Data lines:

+++

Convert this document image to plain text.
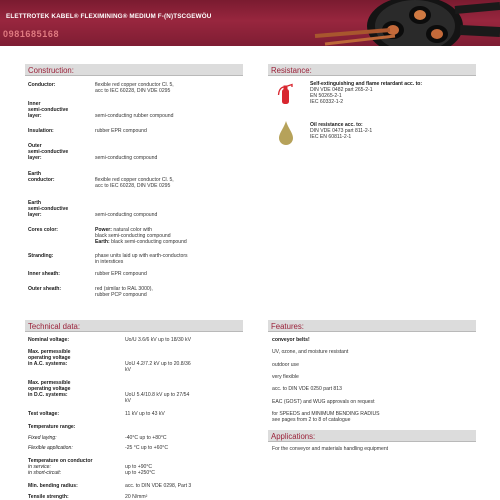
ELETTROTEK KABEL® FLEXIMINING® MEDIUM F-(N)TSCGEWÖU
0981685168
Construction:	Resistance:
Technical data:	Features:
Applications:
Conductor:	flexible red copper conductor Cl. 5,
acc to IEC 60228, DIN VDE 0295
Inner
semi-conductive
layer:	semi-conducting rubber compound
Insulation:	rubber EPR compound
Outer
semi-conductive
layer:	semi-conducting compound
Earth
conductor:	flexible red copper conductor Cl. 5,
acc to IEC 60228, DIN VDE 0295
Earth
semi-conductive
layer:	semi-conducting compound
Cores color:	Power: natural color with
black semi-conducting compound
Earth: black semi-conducting compound
Stranding:	phase units laid up with earth-conductors
in interstices
Inner sheath:	rubber EPR compound
Outer sheath:	red (similar to RAL 3000),
rubber PCP compound
Self-extinguishing and flame retardant acc. to:
DIN VDE 0482 part 265-2-1
EN 50265-2-1
IEC 60332-1-2
Oil resistance acc. to:
DIN VDE 0473 part 811-2-1
IEC EN 60811-2-1
Nominal voltage:	Uo/U 3.6/6 kV up to 18/30 kV
Max. permessible
operating voltage
in A.C. systems:	UoU 4.2/7.2 kV up to 20.8/36
kV
Max. permessible
operating voltage
in D.C. systems:	UoU 5.4/10.8 kV up to 27/54
kV
Test voltage:	11 kV up to 43 kV
Temperature range:
Fixed laying:	-40°C up to +80°C
Flexible application:	-25 °C up to +60°C
Temperature on conductor
in service:	up to +90°C
in short-circuit:	up to +250°C
Min. bending radius:	acc. to DIN VDE 0298, Part 3
Tensile strength:	20 N/mm²
conveyor belts!
UV, ozone, and moisture resistant
outdoor use
very flexible
acc. to DIN VDE 0250 part 813
EAC (GOST) and WUG approvals on request
for SPEEDS and MINIMUM BENDING RADIUS
see pages from 2 to 8 of catalogue
For the conveyor and materials handling equipment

+++

Instructions for the task:
Check every line for "systems" and show the ones that have it.

Solution:
in A.C. systems:	UoU 4.2/7.2 kV up to 20.8/36
in D.C. systems:	UoU 5.4/10.8 kV up to 27/54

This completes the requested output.